Repeat all the material exactly; pictures stay out of your copy.

■ Rows

============================================================

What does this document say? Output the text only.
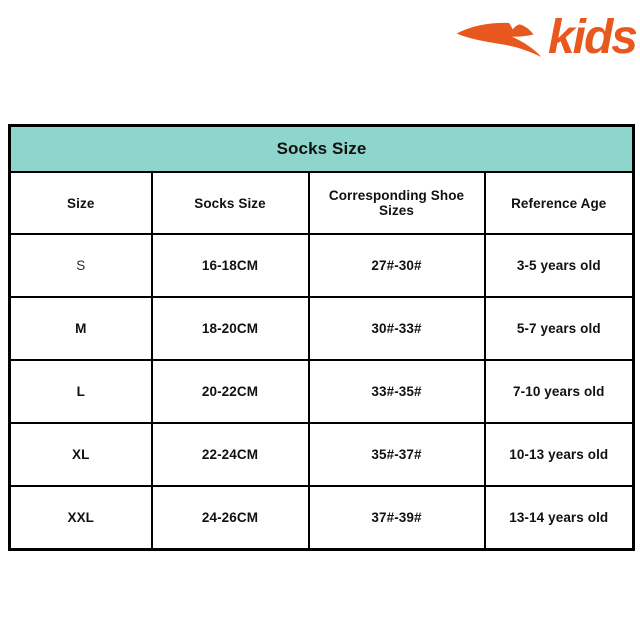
kids
Socks Size			
Size	Socks Size	Corresponding Shoe Sizes	Reference Age
S	16-18CM	27#-30#	3-5 years old
M	18-20CM	30#-33#	5-7 years old
L	20-22CM	33#-35#	7-10 years old
XL	22-24CM	35#-37#	10-13 years old
XXL	24-26CM	37#-39#	13-14 years old
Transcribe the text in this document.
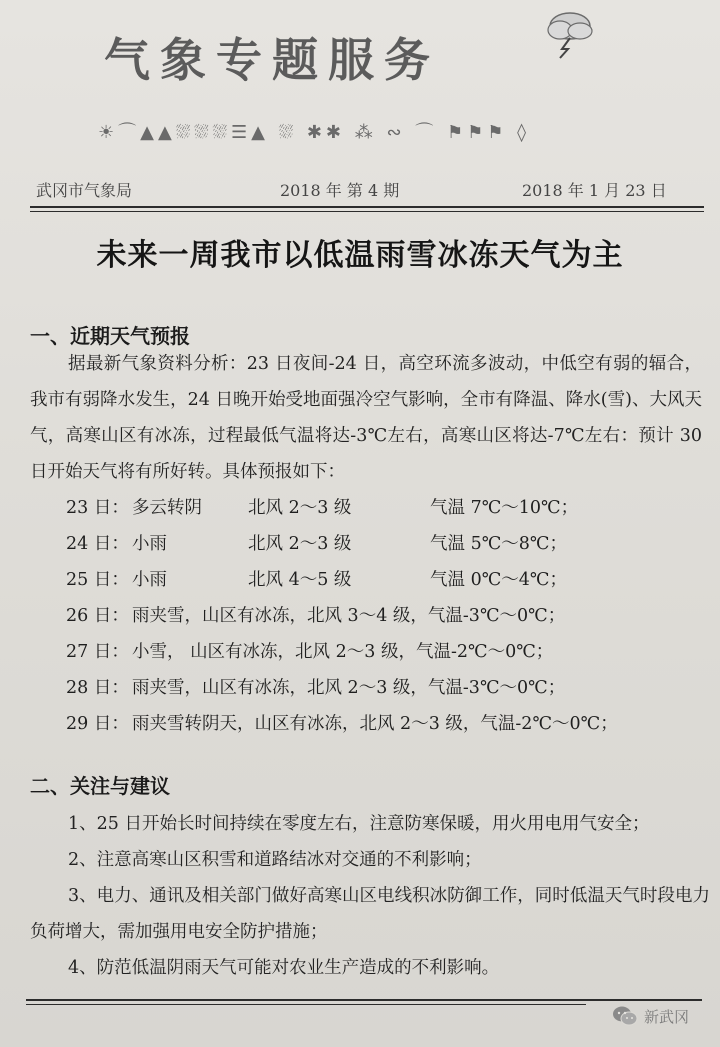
气象专题服务
☀⌒▲▲⛆⛆⛆☰▲ ⛆ ✱✱ ⁂ ∾ ⌒ ⚑⚑⚑ ◊
武冈市气象局	2018 年 第 4 期	2018 年 1 月 23 日
未来一周我市以低温雨雪冰冻天气为主
一、近期天气预报
据最新气象资料分析：23 日夜间-24 日，高空环流多波动，中低空有弱的辐合，我市有弱降水发生，24 日晚开始受地面强冷空气影响，全市有降温、降水(雪)、大风天气，高寒山区有冰冻，过程最低气温将达-3℃左右，高寒山区将达-7℃左右：预计 30 日开始天气将有所好转。具体预报如下：
23 日： 多云转阴	北风 2～3 级	气温 7℃～10℃；
24 日： 小雨	北风 2～3 级	气温 5℃～8℃；
25 日： 小雨	北风 4～5 级	气温 0℃～4℃；
26 日： 雨夹雪，山区有冰冻，北风 3～4 级，气温-3℃～0℃；
27 日： 小雪， 山区有冰冻，北风 2～3 级，气温-2℃～0℃；
28 日： 雨夹雪，山区有冰冻，北风 2～3 级，气温-3℃～0℃；
29 日： 雨夹雪转阴天，山区有冰冻，北风 2～3 级，气温-2℃～0℃；
二、关注与建议
1、25 日开始长时间持续在零度左右，注意防寒保暖，用火用电用气安全；
2、注意高寒山区积雪和道路结冰对交通的不利影响；
3、电力、通讯及相关部门做好高寒山区电线积冰防御工作，同时低温天气时段电力负荷增大，需加强用电安全防护措施；
4、防范低温阴雨天气可能对农业生产造成的不利影响。
新武冈
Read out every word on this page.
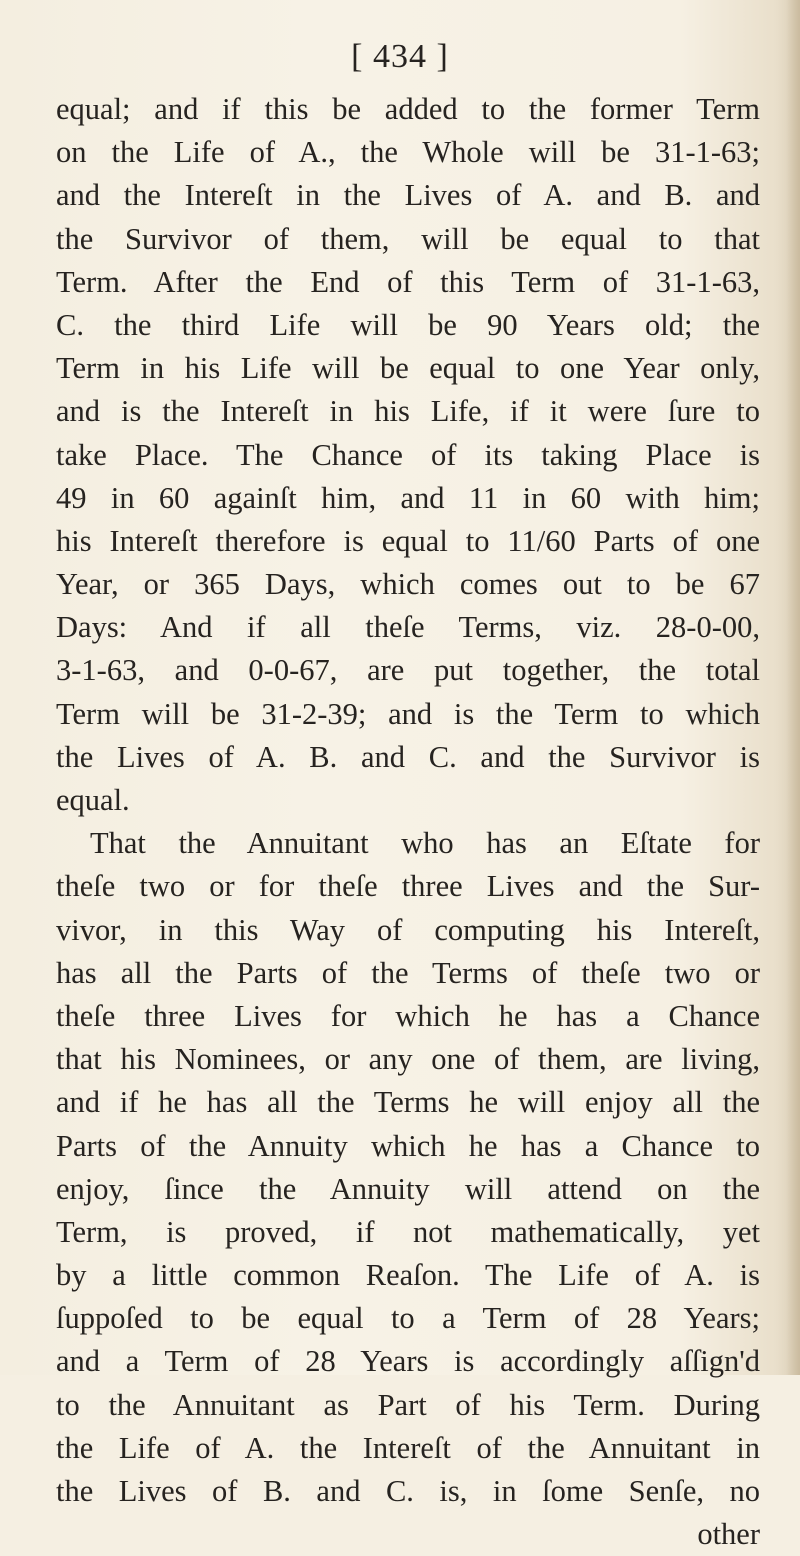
[ 434 ]
equal; and if this be added to the former Term
on the Life of A., the Whole will be 31-1-63;
and the Intereſt in the Lives of A. and B. and
the Survivor of them, will be equal to that
Term. After the End of this Term of 31-1-63,
C. the third Life will be 90 Years old; the
Term in his Life will be equal to one Year only,
and is the Intereſt in his Life, if it were ſure to
take Place. The Chance of its taking Place is
49 in 60 againſt him, and 11 in 60 with him;
his Intereſt therefore is equal to 11/60 Parts of one
Year, or 365 Days, which comes out to be 67
Days: And if all theſe Terms, viz. 28-0-00,
3-1-63, and 0-0-67, are put together, the total
Term will be 31-2-39; and is the Term to which
the Lives of A. B. and C. and the Survivor is
equal.
That the Annuitant who has an Eſtate for
theſe two or for theſe three Lives and the Sur-
vivor, in this Way of computing his Intereſt,
has all the Parts of the Terms of theſe two or
theſe three Lives for which he has a Chance
that his Nominees, or any one of them, are living,
and if he has all the Terms he will enjoy all the
Parts of the Annuity which he has a Chance to
enjoy, ſince the Annuity will attend on the
Term, is proved, if not mathematically, yet
by a little common Reaſon. The Life of A. is
ſuppoſed to be equal to a Term of 28 Years;
and a Term of 28 Years is accordingly aſſign'd
to the Annuitant as Part of his Term. During
the Life of A. the Intereſt of the Annuitant in
the Lives of B. and C. is, in ſome Senſe, no
other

============================================================

■ Written solution
What does this document say? Output the text only.
kids
Socks Size			
Size	Socks Size	Corresponding Shoe Sizes	Reference Age
S	16-18CM	27#-30#	3-5 years old
M	18-20CM	30#-33#	5-7 years old
L	20-22CM	33#-35#	7-10 years old
XL	22-24CM	35#-37#	10-13 years old
XXL	24-26CM	37#-39#	13-14 years old
Transcribe the text in this document.
气象专题服务
☀⌒▲▲⛆⛆⛆☰▲ ⛆ ✱✱ ⁂ ∾ ⌒ ⚑⚑⚑ ◊
武冈市气象局	2018 年 第 4 期	2018 年 1 月 23 日
未来一周我市以低温雨雪冰冻天气为主
一、近期天气预报
据最新气象资料分析：23 日夜间-24 日，高空环流多波动，中低空有弱的辐合，我市有弱降水发生，24 日晚开始受地面强冷空气影响，全市有降温、降水(雪)、大风天气，高寒山区有冰冻，过程最低气温将达-3℃左右，高寒山区将达-7℃左右：预计 30 日开始天气将有所好转。具体预报如下：
23 日： 多云转阴	北风 2～3 级	气温 7℃～10℃；
24 日： 小雨	北风 2～3 级	气温 5℃～8℃；
25 日： 小雨	北风 4～5 级	气温 0℃～4℃；
26 日： 雨夹雪，山区有冰冻，北风 3～4 级，气温-3℃～0℃；
27 日： 小雪， 山区有冰冻，北风 2～3 级，气温-2℃～0℃；
28 日： 雨夹雪，山区有冰冻，北风 2～3 级，气温-3℃～0℃；
29 日： 雨夹雪转阴天，山区有冰冻，北风 2～3 级，气温-2℃～0℃；
二、关注与建议
1、25 日开始长时间持续在零度左右，注意防寒保暖，用火用电用气安全；
2、注意高寒山区积雪和道路结冰对交通的不利影响；
3、电力、通讯及相关部门做好高寒山区电线积冰防御工作，同时低温天气时段电力负荷增大，需加强用电安全防护措施；
4、防范低温阴雨天气可能对农业生产造成的不利影响。
新武冈
Read out every word on this page.
[ 434 ]
equal; and if this be added to the former Term
on the Life of A., the Whole will be 31-1-63;
and the Intereſt in the Lives of A. and B. and
the Survivor of them, will be equal to that
Term. After the End of this Term of 31-1-63,
C. the third Life will be 90 Years old; the
Term in his Life will be equal to one Year only,
and is the Intereſt in his Life, if it were ſure to
take Place. The Chance of its taking Place is
49 in 60 againſt him, and 11 in 60 with him;
his Intereſt therefore is equal to 11/60 Parts of one
Year, or 365 Days, which comes out to be 67
Days: And if all theſe Terms, viz. 28-0-00,
3-1-63, and 0-0-67, are put together, the total
Term will be 31-2-39; and is the Term to which
the Lives of A. B. and C. and the Survivor is
equal.
That the Annuitant who has an Eſtate for
theſe two or for theſe three Lives and the Sur-
vivor, in this Way of computing his Intereſt,
has all the Parts of the Terms of theſe two or
theſe three Lives for which he has a Chance
that his Nominees, or any one of them, are living,
and if he has all the Terms he will enjoy all the
Parts of the Annuity which he has a Chance to
enjoy, ſince the Annuity will attend on the
Term, is proved, if not mathematically, yet
by a little common Reaſon. The Life of A. is
ſuppoſed to be equal to a Term of 28 Years;
and a Term of 28 Years is accordingly aſſign'd
to the Annuitant as Part of his Term. During
the Life of A. the Intereſt of the Annuitant in
the Lives of B. and C. is, in ſome Senſe, no
other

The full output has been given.